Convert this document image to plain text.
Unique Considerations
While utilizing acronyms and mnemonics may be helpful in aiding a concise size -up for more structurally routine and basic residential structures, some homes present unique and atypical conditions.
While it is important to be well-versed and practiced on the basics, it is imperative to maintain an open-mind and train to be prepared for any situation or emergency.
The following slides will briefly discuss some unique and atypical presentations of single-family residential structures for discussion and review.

┄┄┄┄┄┄┄┄┄┄

## EXERCISE BRIEF
Retype the entries one by one, exactly.

## ANSWER
Convert this document image to plain text.
Unique Considerations
While utilizing acronyms and mnemonics may be helpful in aiding a concise size -up for more structurally routine and basic residential structures, some homes present unique and atypical conditions.
While it is important to be well-versed and practiced on the basics, it is imperative to maintain an open-mind and train to be prepared for any situation or emergency.
The following slides will briefly discuss some unique and atypical presentations of single-family residential structures for discussion and review.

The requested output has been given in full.